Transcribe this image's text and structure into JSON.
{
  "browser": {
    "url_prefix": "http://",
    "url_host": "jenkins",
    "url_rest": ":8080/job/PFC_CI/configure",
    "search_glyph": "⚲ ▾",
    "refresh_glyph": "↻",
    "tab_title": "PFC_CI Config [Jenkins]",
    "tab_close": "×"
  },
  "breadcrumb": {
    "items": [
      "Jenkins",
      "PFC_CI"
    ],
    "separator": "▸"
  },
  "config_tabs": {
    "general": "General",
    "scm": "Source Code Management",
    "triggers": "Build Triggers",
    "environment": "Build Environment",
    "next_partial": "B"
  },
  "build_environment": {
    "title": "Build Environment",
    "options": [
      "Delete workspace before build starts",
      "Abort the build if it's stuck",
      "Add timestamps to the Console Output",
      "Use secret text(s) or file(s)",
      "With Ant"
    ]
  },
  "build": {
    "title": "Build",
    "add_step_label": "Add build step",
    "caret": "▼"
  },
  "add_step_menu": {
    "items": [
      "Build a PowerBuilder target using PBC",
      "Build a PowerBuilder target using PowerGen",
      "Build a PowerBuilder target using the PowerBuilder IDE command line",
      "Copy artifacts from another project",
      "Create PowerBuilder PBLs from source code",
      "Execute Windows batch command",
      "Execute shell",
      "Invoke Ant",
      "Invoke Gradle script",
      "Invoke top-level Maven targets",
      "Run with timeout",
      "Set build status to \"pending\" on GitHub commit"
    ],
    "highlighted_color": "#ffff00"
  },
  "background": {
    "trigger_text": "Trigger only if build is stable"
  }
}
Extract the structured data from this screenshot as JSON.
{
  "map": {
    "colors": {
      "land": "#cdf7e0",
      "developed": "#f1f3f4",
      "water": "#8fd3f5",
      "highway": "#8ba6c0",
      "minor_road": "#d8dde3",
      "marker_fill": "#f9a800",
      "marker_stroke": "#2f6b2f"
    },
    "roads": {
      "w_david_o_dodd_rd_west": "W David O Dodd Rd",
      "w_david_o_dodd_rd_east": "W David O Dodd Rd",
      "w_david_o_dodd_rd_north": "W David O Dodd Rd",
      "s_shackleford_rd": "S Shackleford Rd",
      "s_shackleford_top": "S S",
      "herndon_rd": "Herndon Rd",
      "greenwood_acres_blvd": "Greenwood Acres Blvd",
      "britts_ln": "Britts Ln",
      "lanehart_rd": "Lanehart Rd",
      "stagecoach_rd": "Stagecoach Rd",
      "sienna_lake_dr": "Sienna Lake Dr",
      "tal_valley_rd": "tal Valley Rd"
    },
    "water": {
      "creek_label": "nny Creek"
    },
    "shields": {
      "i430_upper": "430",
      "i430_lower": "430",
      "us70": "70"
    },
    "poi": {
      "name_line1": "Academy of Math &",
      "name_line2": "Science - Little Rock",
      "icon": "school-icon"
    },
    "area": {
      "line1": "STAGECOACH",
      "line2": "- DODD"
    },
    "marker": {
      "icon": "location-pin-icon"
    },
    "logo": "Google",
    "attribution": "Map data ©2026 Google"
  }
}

○ ○ ○

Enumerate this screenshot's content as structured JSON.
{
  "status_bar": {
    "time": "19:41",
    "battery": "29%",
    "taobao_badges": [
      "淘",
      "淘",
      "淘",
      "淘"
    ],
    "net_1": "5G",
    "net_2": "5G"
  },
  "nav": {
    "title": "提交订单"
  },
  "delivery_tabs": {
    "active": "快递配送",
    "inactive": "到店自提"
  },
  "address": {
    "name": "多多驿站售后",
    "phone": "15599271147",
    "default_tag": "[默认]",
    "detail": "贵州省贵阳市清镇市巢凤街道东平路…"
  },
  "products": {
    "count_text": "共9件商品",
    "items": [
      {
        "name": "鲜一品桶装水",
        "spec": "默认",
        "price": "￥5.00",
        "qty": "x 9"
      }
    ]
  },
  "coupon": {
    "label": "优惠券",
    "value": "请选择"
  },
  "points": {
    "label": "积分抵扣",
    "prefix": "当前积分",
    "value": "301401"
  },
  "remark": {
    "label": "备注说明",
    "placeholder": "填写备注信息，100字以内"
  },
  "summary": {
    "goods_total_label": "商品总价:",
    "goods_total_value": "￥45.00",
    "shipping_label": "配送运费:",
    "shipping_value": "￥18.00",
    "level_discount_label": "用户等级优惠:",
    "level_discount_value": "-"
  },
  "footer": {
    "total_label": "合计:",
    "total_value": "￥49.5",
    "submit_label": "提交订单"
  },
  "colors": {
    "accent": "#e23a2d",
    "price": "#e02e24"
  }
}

○ ○ ○

• JOB: Report how many lines in the entries hold the string "Google". Nothing but the number is wanted.

• OUTPUT OF THE EXERCISE: 2